Problem statement:
Make a verbatim copy of the entries below; pictures stay out.

------ Supplied records

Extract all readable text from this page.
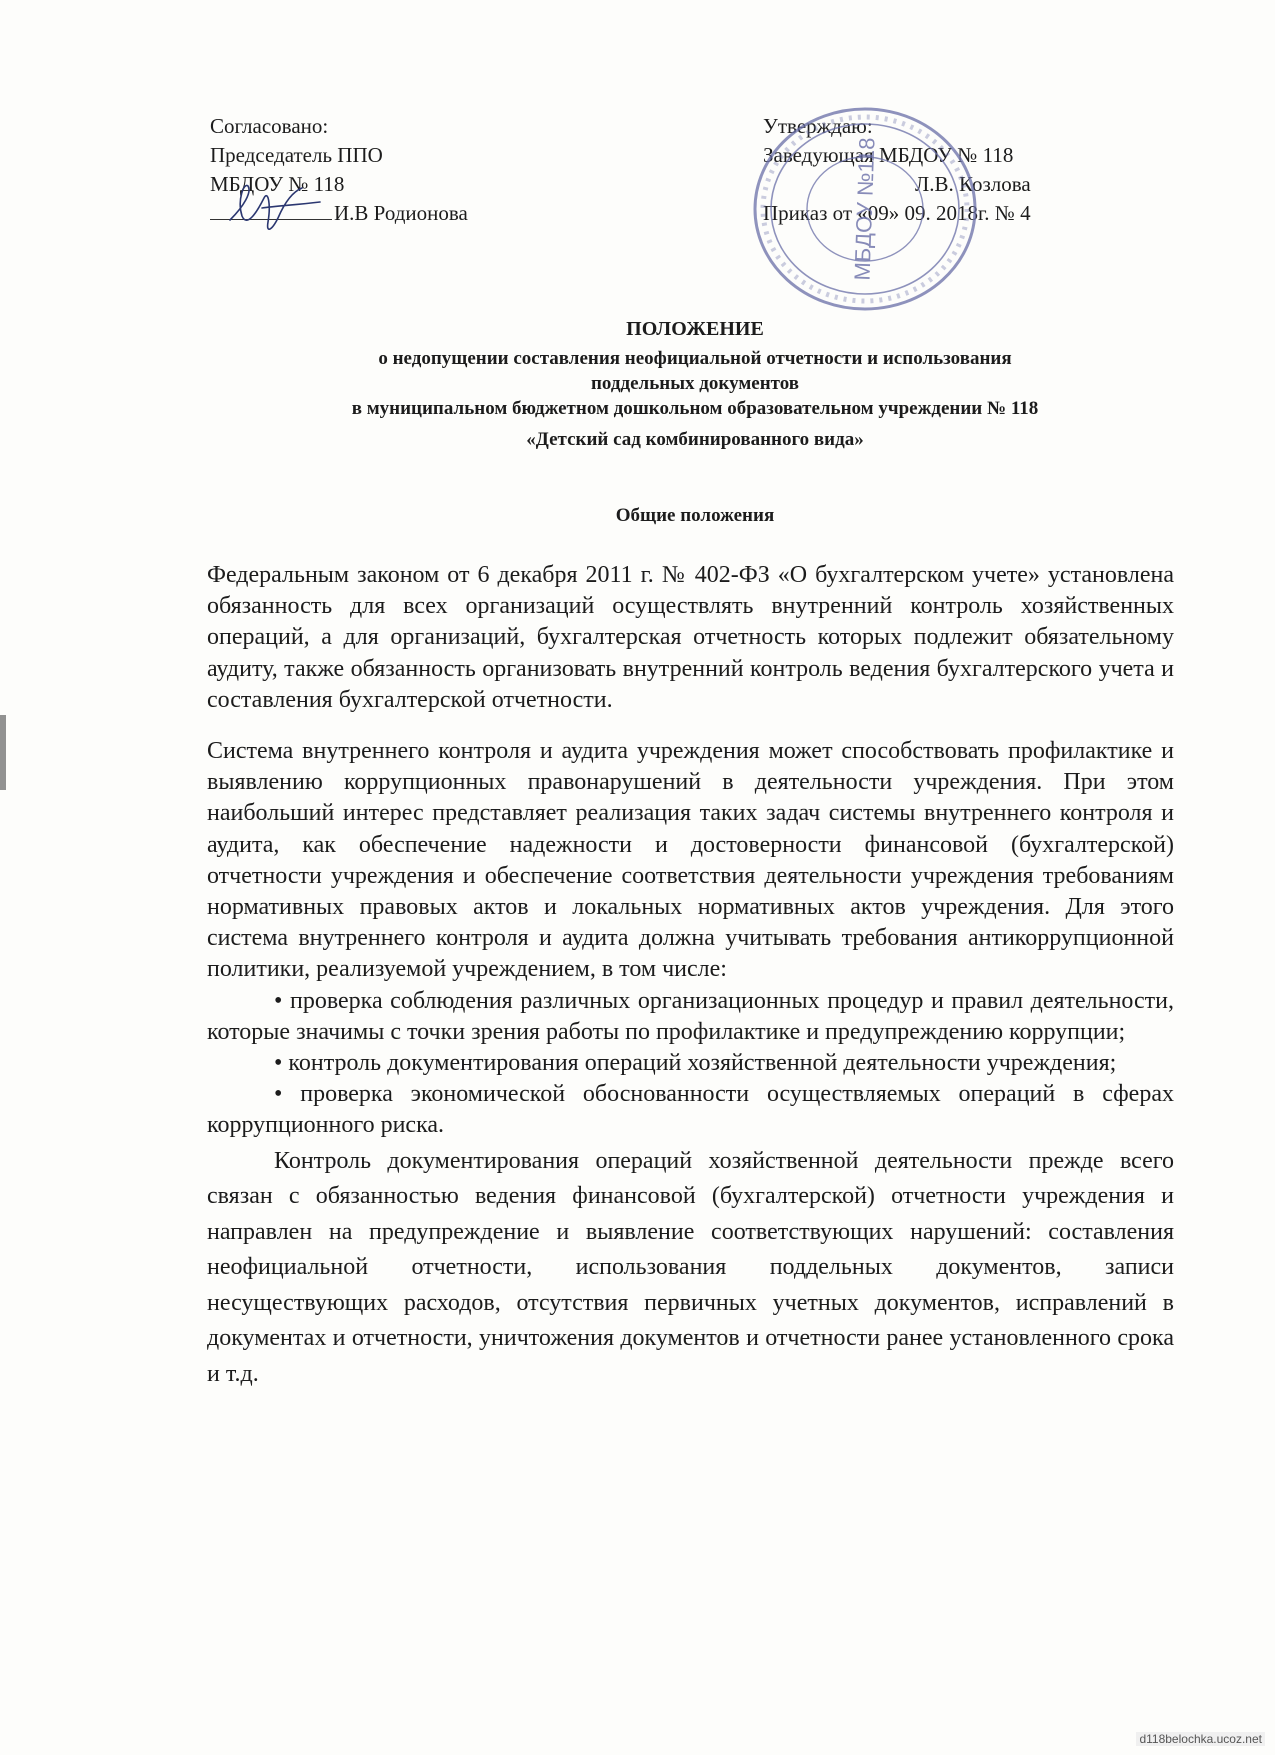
Согласовано:
Председатель ППО
МБДОУ № 118
И.В Родионова
Утверждаю:
Заведующая МБДОУ № 118
Л.В. Козлова
Приказ от «09» 09. 2018г. № 4
МБДОУ №118
ПОЛОЖЕНИЕ
о недопущении составления неофициальной отчетности и использования
поддельных документов
в муниципальном бюджетном дошкольном образовательном учреждении № 118
«Детский сад комбинированного вида»
Общие положения

Федеральным законом от 6 декабря 2011 г. № 402-ФЗ «О бухгалтерском учете» установлена обязанность для всех организаций осуществлять внутренний контроль хозяйственных операций, а для организаций, бухгалтерская отчетность которых подлежит обязательному аудиту, также обязанность организовать внутренний контроль ведения бухгалтерского учета и составления бухгалтерской отчетности.

Система внутреннего контроля и аудита учреждения может способствовать профилактике и выявлению коррупционных правонарушений в деятельности учреждения. При этом наибольший интерес представляет реализация таких задач системы внутреннего контроля и аудита, как обеспечение надежности и достоверности финансовой (бухгалтерской) отчетности учреждения и обеспечение соответствия деятельности учреждения требованиям нормативных правовых актов и локальных нормативных актов учреждения. Для этого система внутреннего контроля и аудита должна учитывать требования антикоррупционной политики, реализуемой учреждением, в том числе:

• проверка соблюдения различных организационных процедур и правил деятельности, которые значимы с точки зрения работы по профилактике и предупреждению коррупции;

• контроль документирования операций хозяйственной деятельности учреждения;

• проверка экономической обоснованности осуществляемых операций в сферах коррупционного риска.

Контроль документирования операций хозяйственной деятельности прежде всего связан с обязанностью ведения финансовой (бухгалтерской) отчетности учреждения и направлен на предупреждение и выявление соответствующих нарушений: составления неофициальной отчетности, использования поддельных документов, записи несуществующих расходов, отсутствия первичных учетных документов, исправлений в документах и отчетности, уничтожения документов и отчетности ранее установленного срока и т.д.

d118belochka.ucoz.net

------------

Solution to this problem:
Extract all readable text from this page.
Согласовано:
Председатель ППО
МБДОУ № 118
И.В Родионова
Утверждаю:
Заведующая МБДОУ № 118
Л.В. Козлова
Приказ от «09» 09. 2018г. № 4
МБДОУ №118
ПОЛОЖЕНИЕ
о недопущении составления неофициальной отчетности и использования
поддельных документов
в муниципальном бюджетном дошкольном образовательном учреждении № 118
«Детский сад комбинированного вида»
Общие положения

Федеральным законом от 6 декабря 2011 г. № 402-ФЗ «О бухгалтерском учете» установлена обязанность для всех организаций осуществлять внутренний контроль хозяйственных операций, а для организаций, бухгалтерская отчетность которых подлежит обязательному аудиту, также обязанность организовать внутренний контроль ведения бухгалтерского учета и составления бухгалтерской отчетности.

Система внутреннего контроля и аудита учреждения может способствовать профилактике и выявлению коррупционных правонарушений в деятельности учреждения. При этом наибольший интерес представляет реализация таких задач системы внутреннего контроля и аудита, как обеспечение надежности и достоверности финансовой (бухгалтерской) отчетности учреждения и обеспечение соответствия деятельности учреждения требованиям нормативных правовых актов и локальных нормативных актов учреждения. Для этого система внутреннего контроля и аудита должна учитывать требования антикоррупционной политики, реализуемой учреждением, в том числе:

• проверка соблюдения различных организационных процедур и правил деятельности, которые значимы с точки зрения работы по профилактике и предупреждению коррупции;

• контроль документирования операций хозяйственной деятельности учреждения;

• проверка экономической обоснованности осуществляемых операций в сферах коррупционного риска.

Контроль документирования операций хозяйственной деятельности прежде всего связан с обязанностью ведения финансовой (бухгалтерской) отчетности учреждения и направлен на предупреждение и выявление соответствующих нарушений: составления неофициальной отчетности, использования поддельных документов, записи несуществующих расходов, отсутствия первичных учетных документов, исправлений в документах и отчетности, уничтожения документов и отчетности ранее установленного срока и т.д.

d118belochka.ucoz.net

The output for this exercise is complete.